## Text passage
=== Begin Enclosure ===
With its sense of urgency, it is also reminiscent of many of the former Soviet countries in Europe, which rushed to get market-based, democratic structures in place while they dismantled sclerotic, centrally controlled systems.
Devaluing but Keeping the Peso
Milei’s administration also devalued the peso by half to bring its official exchange rate inline with market exchange rates, halted government infrastructure projects, and cut fuel subsidies.“Milei’s Achilles’ heel will be the peso,” Hanke said. “Milei won the election because he promised to mothball the central bank and the peso.”
He has failed to do so, while also leaving capital controls in place, Hanke said.
“If Milei would have dollarized as he promised to do ‘on day one,’ inflation would now be dead as a doornail and capital controls would be history,” he said.
Milei has also worked to reorient Argentina’s economy, which he deemed unbalanced with too much of its GDP coming from government spending and personal consumption, and too little from private investment and exports.
Emerging From Painful Transition
Changes of this magnitude are often painful, as Milei warned they would be. But signs indicating better days ahead are also emerging.Personal consumption rates appear to have fallen as Argentines, like many Americans, continue to struggle to make ends meet. Beef consumption in Argentina, a country famous for its beef, fell during the first six months of this year to its lowest level in 13 years.
Argentina’s poverty rate increased from 42 percent to 53 percent during Milei’s first six months, the country’s highest level since 2003. It is now trending down, falling to 49 percent in December.
Inflation shot up to 280 percent in April, according to Statista, largely due to the devaluation of the peso. The monthly inflation rate fell from 25 percent a year ago to 2.4 percent as of December, with both government and trade balances shifting from deficit to surplus.
Government spending has been cut by almost a third.
=== End Enclosure ===
## To do
Transcribe word for word the portion of the passage on Milei's economic changes in Argentina from "Inflation shot up" up to and including "deficit to surplus.".

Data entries
=== Begin Enclosure ===
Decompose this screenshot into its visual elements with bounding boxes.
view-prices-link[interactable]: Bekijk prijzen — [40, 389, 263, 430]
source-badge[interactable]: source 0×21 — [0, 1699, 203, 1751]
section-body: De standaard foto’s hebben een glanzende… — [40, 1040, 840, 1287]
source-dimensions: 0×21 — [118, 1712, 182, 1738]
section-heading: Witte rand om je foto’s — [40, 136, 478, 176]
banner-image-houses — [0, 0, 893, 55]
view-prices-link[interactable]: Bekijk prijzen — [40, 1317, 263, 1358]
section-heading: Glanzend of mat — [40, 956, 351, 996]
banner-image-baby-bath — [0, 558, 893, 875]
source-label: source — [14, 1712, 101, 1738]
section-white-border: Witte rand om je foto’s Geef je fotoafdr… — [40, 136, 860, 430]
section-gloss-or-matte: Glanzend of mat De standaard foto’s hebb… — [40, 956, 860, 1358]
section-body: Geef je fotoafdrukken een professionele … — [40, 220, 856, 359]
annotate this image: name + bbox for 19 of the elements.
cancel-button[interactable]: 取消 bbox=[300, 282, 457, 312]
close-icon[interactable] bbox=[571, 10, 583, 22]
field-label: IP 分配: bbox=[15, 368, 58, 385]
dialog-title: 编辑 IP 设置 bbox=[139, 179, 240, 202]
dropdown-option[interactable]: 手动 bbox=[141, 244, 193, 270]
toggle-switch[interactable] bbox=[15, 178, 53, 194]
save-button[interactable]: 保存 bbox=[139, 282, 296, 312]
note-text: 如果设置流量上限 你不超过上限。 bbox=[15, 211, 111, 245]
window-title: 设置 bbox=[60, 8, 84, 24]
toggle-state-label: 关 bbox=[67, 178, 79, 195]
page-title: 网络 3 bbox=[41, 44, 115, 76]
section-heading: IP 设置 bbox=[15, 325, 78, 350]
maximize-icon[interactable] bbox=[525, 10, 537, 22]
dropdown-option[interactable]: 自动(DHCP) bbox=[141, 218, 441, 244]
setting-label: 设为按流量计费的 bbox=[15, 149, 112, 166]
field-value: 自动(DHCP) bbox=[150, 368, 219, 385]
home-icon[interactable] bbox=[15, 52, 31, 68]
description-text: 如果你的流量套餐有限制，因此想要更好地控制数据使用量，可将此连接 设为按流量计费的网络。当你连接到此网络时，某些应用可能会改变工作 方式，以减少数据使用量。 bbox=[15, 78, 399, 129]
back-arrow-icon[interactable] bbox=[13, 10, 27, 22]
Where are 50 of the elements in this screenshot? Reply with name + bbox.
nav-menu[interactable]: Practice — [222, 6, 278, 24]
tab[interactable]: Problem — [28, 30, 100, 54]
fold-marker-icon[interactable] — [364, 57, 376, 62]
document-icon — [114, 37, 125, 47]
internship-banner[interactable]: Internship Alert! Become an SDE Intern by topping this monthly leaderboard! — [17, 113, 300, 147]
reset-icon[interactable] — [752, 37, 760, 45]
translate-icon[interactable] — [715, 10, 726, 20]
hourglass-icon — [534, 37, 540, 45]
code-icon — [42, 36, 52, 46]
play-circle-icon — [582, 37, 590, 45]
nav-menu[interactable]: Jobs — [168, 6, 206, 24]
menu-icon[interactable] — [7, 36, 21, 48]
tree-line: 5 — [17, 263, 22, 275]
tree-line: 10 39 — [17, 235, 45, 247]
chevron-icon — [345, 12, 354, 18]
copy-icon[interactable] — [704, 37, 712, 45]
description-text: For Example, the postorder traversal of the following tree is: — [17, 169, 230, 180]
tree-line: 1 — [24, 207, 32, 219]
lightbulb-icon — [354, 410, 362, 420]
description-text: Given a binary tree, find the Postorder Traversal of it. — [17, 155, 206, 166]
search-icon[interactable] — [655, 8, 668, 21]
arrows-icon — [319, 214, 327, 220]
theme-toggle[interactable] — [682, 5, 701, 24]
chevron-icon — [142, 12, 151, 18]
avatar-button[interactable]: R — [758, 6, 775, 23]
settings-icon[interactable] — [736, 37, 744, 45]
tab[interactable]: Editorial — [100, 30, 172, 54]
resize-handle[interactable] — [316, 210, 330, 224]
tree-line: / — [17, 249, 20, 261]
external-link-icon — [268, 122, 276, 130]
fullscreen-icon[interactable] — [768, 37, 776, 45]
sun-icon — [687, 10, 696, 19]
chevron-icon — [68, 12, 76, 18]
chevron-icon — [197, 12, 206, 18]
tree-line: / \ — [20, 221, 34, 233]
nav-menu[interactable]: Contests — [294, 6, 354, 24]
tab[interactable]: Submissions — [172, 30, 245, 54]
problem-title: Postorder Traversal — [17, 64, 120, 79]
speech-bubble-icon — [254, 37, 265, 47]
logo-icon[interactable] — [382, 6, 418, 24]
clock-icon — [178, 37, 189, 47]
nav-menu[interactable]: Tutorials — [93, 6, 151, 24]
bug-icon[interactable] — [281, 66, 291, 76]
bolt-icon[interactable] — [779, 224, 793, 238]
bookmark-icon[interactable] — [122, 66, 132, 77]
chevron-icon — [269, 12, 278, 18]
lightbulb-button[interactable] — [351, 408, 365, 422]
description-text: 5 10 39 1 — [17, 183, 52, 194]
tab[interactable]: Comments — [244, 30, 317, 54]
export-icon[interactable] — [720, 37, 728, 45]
=== End Enclosure ===
## Reply to the task
Inflation shot up to 280 percent in April, according to Statista, largely due to the devaluation of the peso. The monthly inflation rate fell from 25 percent a year ago to 2.4 percent as of December, with both government and trade balances shifting from deficit to surplus.